Task to carry out:
Skip every picture and copy only the lines from the one containing "Extract all readable text from this page." to the final line of the records below.
** BEGIN Provided records **
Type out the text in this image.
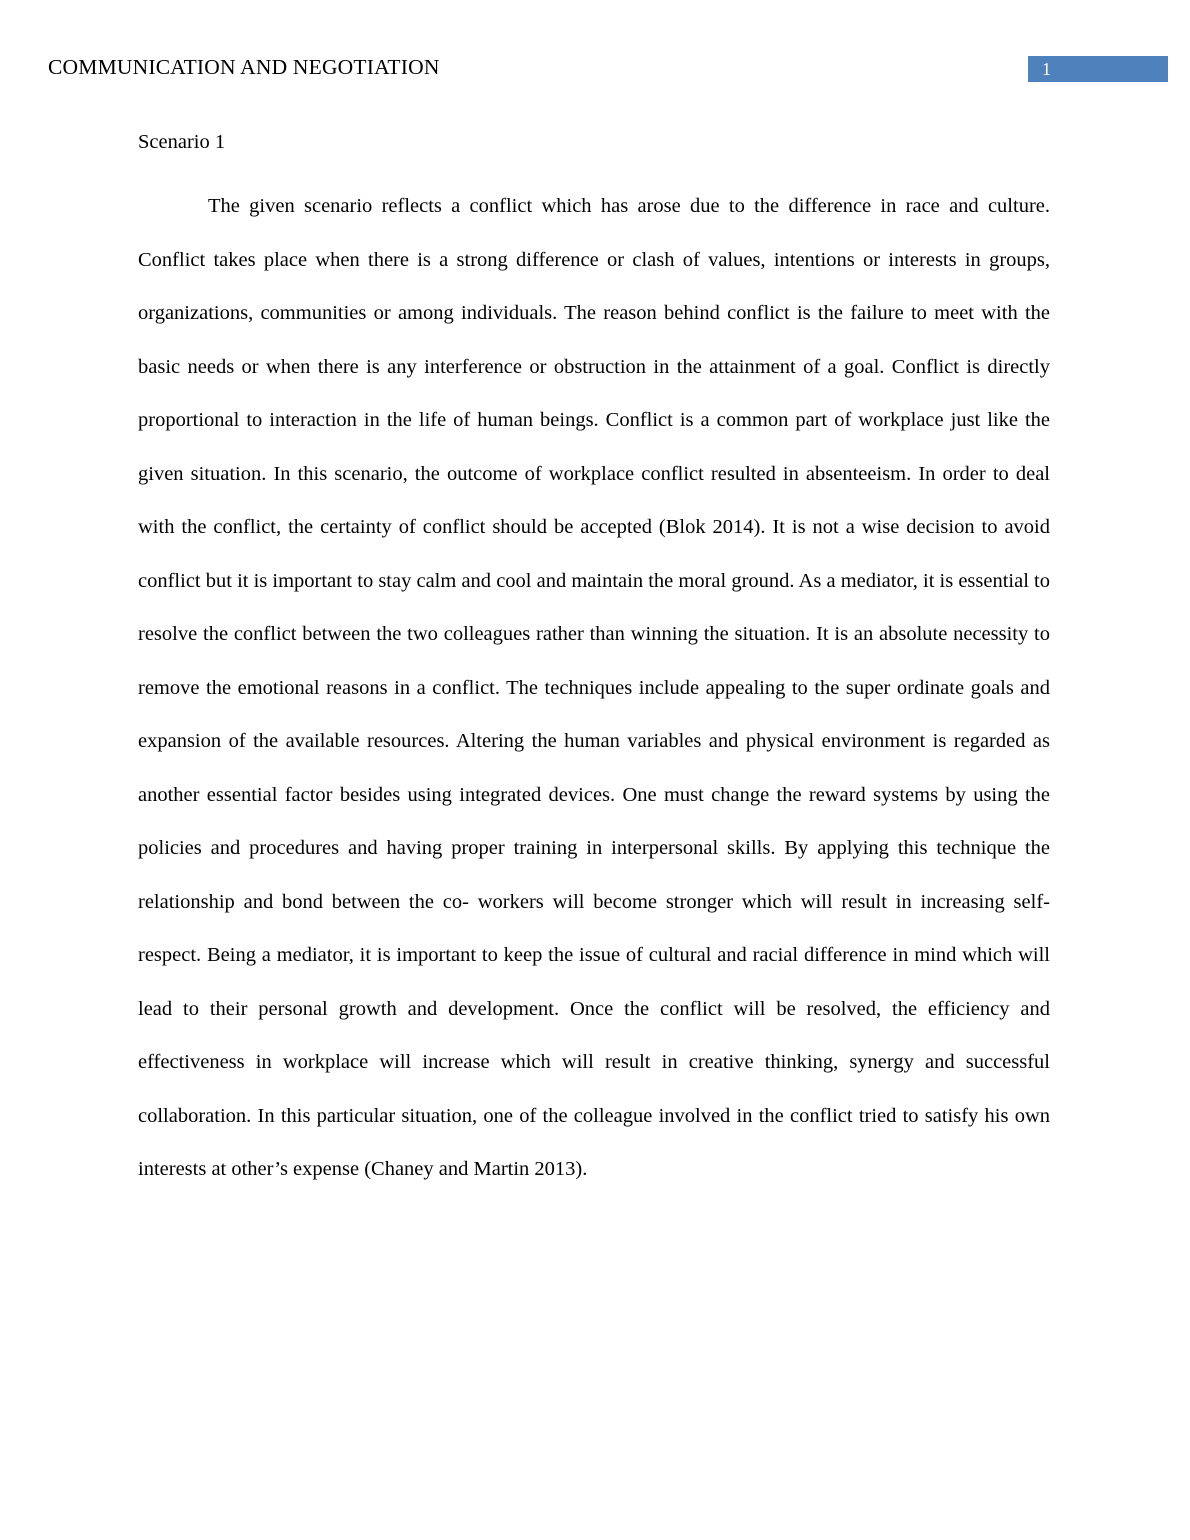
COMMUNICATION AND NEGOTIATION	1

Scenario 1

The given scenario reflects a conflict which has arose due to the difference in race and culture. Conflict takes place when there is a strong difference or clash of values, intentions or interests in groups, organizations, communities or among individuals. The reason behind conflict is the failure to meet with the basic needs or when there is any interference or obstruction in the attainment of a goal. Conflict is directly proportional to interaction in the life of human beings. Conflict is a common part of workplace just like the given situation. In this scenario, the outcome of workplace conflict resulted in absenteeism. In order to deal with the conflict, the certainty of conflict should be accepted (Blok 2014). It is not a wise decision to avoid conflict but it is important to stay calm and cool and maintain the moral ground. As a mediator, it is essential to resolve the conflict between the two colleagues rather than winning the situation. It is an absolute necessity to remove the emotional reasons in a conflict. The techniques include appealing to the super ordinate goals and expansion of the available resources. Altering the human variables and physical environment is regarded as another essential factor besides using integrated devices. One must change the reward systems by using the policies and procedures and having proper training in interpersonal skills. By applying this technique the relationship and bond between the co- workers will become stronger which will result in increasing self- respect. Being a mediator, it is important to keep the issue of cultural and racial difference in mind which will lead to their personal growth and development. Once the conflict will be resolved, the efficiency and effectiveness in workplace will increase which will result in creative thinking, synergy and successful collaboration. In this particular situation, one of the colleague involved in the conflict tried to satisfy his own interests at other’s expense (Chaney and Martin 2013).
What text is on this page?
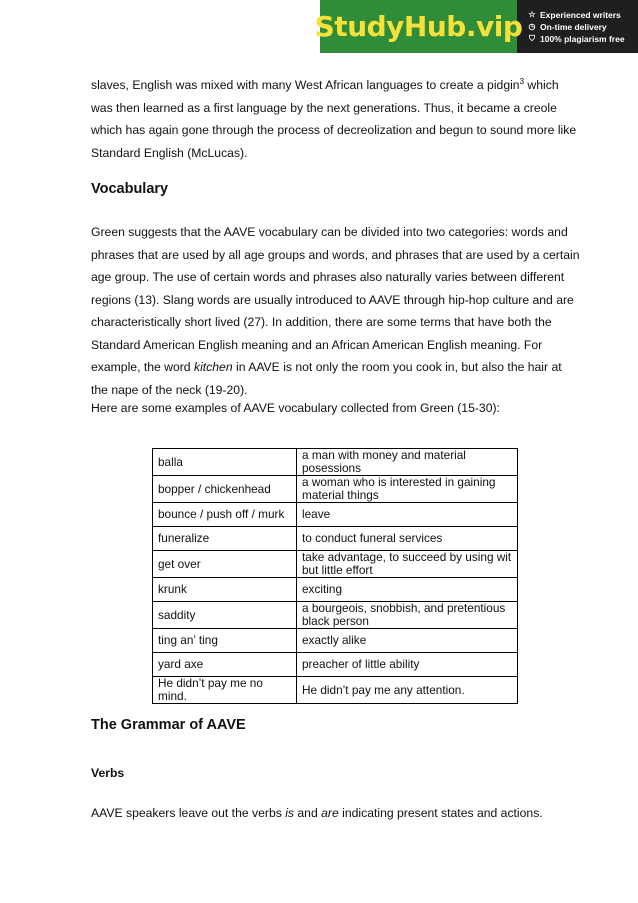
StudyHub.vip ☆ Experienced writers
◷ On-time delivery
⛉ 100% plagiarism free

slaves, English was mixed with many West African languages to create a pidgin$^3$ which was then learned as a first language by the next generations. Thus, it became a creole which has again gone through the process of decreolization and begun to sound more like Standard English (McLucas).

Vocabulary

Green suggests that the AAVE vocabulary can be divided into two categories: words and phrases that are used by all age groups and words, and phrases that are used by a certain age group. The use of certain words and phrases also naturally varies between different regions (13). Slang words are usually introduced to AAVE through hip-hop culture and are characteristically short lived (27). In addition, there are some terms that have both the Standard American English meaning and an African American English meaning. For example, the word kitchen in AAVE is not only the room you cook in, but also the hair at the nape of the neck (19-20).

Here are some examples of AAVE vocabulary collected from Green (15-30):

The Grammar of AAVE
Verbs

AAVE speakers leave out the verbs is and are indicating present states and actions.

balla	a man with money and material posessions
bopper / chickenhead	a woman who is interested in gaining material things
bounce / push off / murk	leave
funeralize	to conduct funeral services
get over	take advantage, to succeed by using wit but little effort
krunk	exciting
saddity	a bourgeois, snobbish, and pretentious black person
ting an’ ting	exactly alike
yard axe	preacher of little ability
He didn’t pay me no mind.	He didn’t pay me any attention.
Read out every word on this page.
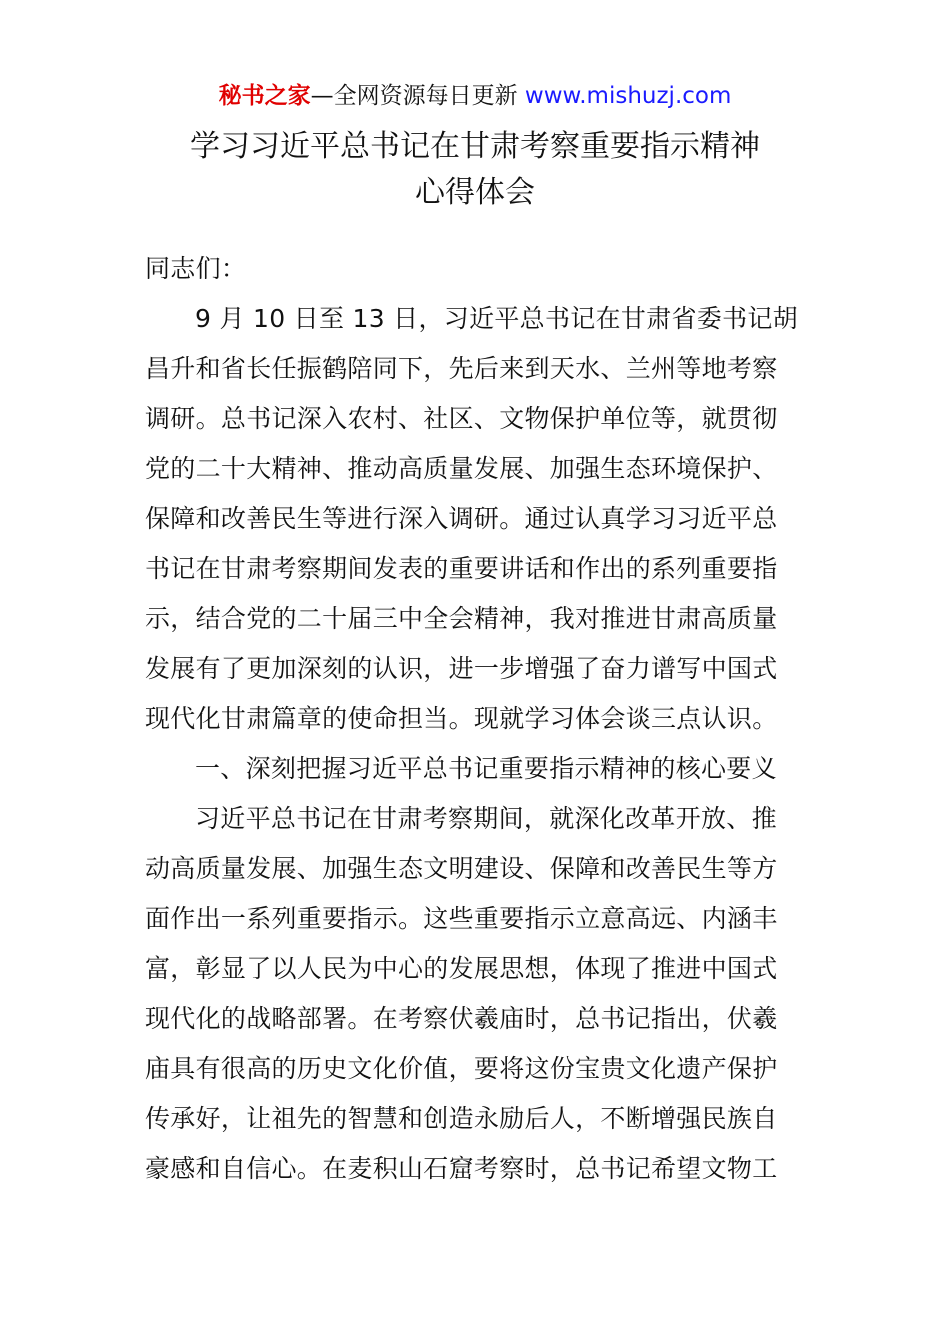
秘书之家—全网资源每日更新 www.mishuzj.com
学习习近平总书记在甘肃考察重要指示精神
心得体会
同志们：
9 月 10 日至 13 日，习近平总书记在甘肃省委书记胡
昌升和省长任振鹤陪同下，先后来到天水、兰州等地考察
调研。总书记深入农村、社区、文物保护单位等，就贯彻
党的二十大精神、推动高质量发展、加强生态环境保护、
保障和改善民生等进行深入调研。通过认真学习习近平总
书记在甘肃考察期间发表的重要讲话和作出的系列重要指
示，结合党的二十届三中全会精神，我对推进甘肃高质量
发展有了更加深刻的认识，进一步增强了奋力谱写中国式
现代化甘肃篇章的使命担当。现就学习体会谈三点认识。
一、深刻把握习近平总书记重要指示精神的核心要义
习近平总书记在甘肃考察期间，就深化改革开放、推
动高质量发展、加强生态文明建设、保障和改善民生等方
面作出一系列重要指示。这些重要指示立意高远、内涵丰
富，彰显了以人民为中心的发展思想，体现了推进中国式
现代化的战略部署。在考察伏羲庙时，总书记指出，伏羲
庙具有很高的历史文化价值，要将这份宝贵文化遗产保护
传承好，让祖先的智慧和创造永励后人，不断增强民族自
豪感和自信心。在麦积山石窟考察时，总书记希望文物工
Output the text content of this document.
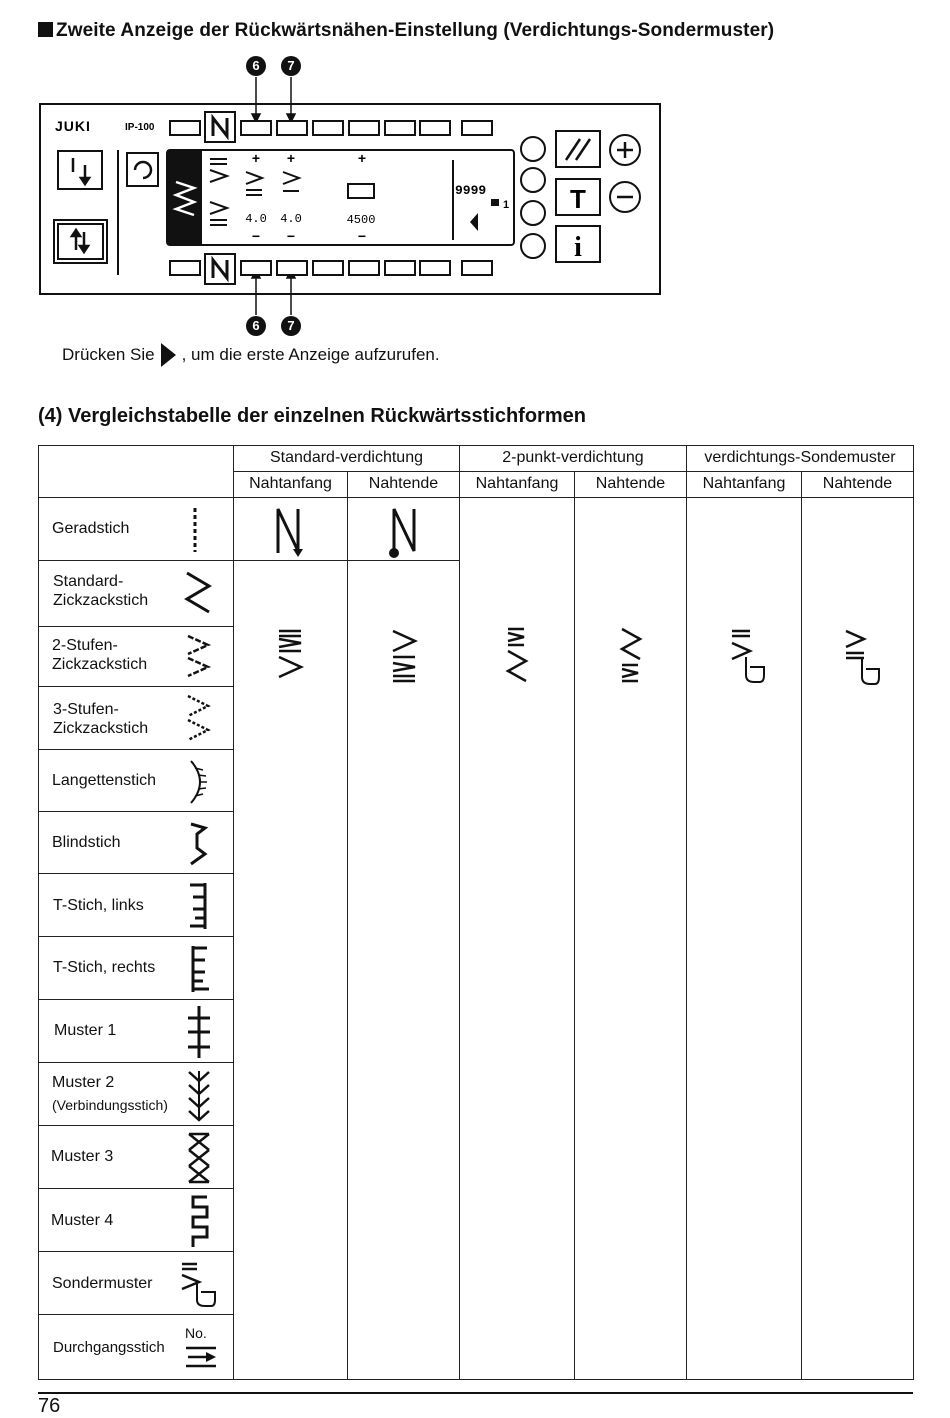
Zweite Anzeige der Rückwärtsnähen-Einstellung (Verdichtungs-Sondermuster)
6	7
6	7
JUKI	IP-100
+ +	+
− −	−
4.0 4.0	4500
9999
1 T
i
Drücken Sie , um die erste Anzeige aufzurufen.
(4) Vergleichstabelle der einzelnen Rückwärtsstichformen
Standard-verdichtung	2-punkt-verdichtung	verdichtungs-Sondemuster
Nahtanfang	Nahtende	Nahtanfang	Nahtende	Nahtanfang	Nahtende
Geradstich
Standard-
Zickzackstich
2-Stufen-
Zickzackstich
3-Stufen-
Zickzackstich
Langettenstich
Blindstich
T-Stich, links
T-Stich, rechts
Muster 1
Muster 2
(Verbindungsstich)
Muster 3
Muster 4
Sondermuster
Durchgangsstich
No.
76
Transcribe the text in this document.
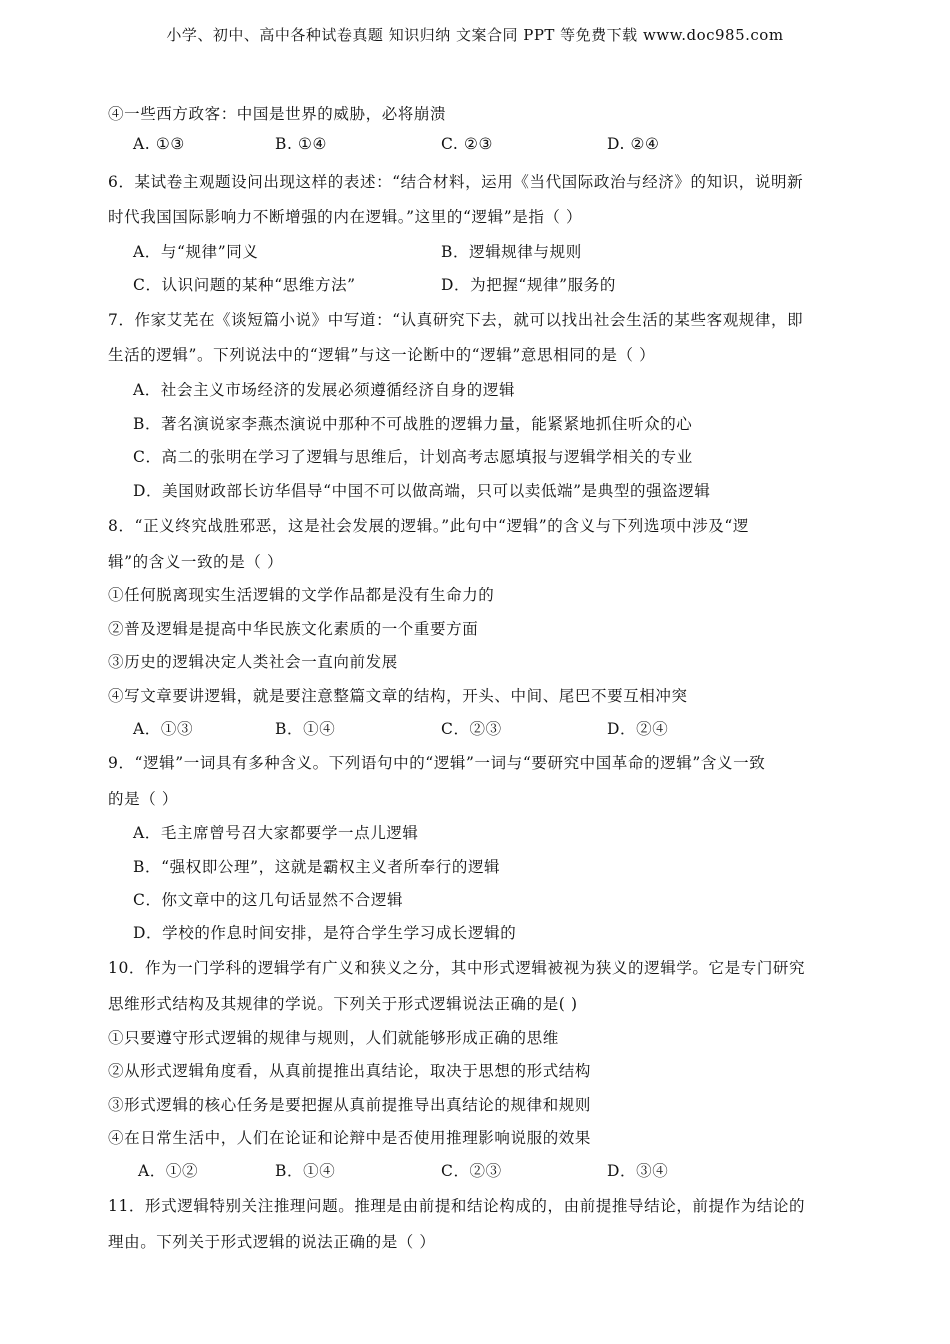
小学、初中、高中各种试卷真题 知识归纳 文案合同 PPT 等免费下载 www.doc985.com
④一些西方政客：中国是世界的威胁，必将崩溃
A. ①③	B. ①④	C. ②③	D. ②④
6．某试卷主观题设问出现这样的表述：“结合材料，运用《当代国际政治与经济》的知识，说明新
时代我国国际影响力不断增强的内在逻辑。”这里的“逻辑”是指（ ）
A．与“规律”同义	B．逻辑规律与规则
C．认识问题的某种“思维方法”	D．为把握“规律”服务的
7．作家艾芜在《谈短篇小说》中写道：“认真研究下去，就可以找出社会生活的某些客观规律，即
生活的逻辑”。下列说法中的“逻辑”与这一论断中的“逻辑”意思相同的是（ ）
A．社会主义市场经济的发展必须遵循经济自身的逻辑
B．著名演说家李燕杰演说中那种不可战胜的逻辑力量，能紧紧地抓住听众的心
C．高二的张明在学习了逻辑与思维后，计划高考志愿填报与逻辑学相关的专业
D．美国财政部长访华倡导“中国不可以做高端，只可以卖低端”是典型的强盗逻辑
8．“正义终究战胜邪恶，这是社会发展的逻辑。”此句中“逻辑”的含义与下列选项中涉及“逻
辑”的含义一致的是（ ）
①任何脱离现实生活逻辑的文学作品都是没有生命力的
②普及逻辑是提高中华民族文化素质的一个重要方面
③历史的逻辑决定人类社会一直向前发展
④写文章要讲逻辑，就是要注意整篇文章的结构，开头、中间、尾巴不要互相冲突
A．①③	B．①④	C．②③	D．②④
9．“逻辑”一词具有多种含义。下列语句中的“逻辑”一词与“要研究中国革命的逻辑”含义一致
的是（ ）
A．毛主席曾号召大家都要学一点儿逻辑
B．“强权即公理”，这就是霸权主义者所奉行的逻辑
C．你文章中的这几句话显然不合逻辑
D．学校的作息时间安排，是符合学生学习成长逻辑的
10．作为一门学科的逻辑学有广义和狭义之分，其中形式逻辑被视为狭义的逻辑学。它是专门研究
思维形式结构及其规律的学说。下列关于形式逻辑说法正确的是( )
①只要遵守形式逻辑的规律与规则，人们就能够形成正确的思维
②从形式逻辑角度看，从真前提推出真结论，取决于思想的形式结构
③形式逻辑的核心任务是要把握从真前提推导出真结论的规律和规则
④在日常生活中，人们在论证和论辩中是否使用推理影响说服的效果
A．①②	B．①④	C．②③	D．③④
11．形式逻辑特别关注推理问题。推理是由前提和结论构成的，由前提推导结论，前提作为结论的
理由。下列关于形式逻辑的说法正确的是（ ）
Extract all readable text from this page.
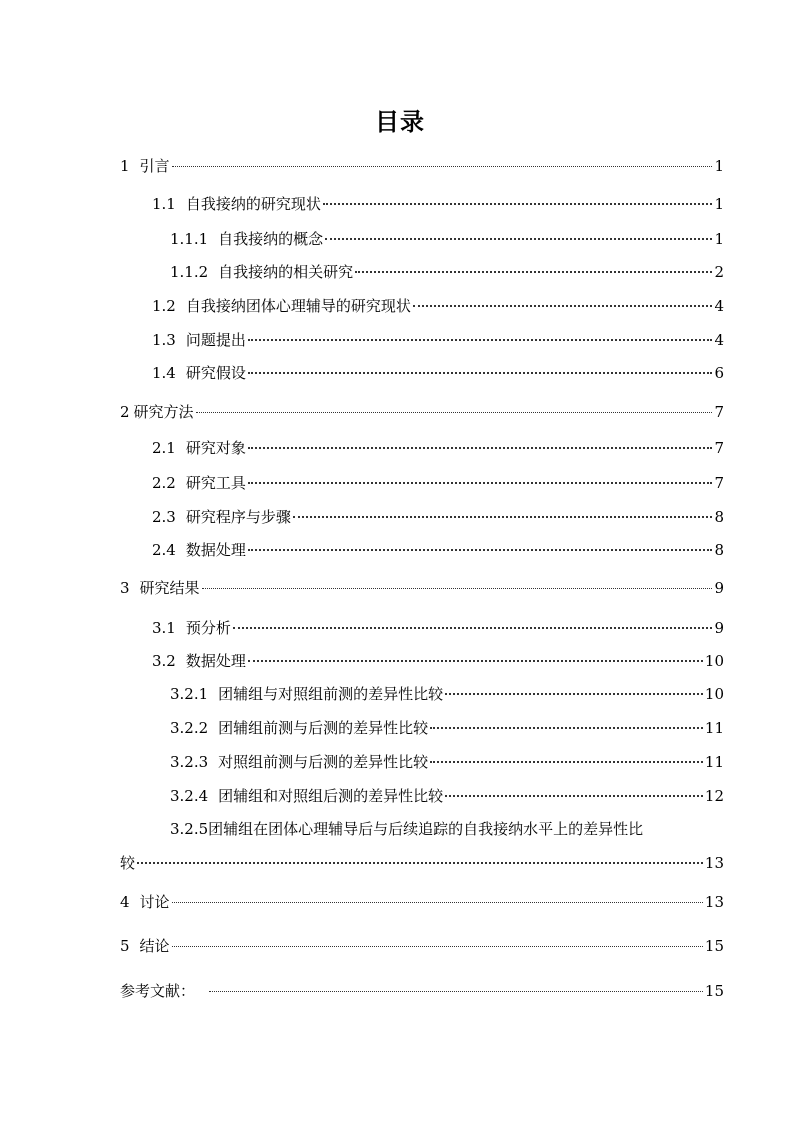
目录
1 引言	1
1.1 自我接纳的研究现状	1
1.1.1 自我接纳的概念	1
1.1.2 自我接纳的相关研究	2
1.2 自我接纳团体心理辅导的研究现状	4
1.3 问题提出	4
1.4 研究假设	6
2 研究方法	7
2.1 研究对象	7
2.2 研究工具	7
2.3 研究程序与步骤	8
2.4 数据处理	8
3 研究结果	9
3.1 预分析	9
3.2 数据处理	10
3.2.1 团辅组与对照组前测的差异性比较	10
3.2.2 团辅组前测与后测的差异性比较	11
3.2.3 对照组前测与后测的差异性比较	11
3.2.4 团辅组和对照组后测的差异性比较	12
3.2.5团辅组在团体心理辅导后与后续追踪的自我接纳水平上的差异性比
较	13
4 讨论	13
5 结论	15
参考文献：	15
** END Provided records **
Response to this task:
Extract all readable text from this page.
目录
1 引言	1
1.1 自我接纳的研究现状	1
1.1.1 自我接纳的概念	1
1.1.2 自我接纳的相关研究	2
1.2 自我接纳团体心理辅导的研究现状	4
1.3 问题提出	4
1.4 研究假设	6
2 研究方法	7
2.1 研究对象	7
2.2 研究工具	7
2.3 研究程序与步骤	8
2.4 数据处理	8
3 研究结果	9
3.1 预分析	9
3.2 数据处理	10
3.2.1 团辅组与对照组前测的差异性比较	10
3.2.2 团辅组前测与后测的差异性比较	11
3.2.3 对照组前测与后测的差异性比较	11
3.2.4 团辅组和对照组后测的差异性比较	12
3.2.5团辅组在团体心理辅导后与后续追踪的自我接纳水平上的差异性比
较	13
4 讨论	13
5 结论	15
参考文献：	15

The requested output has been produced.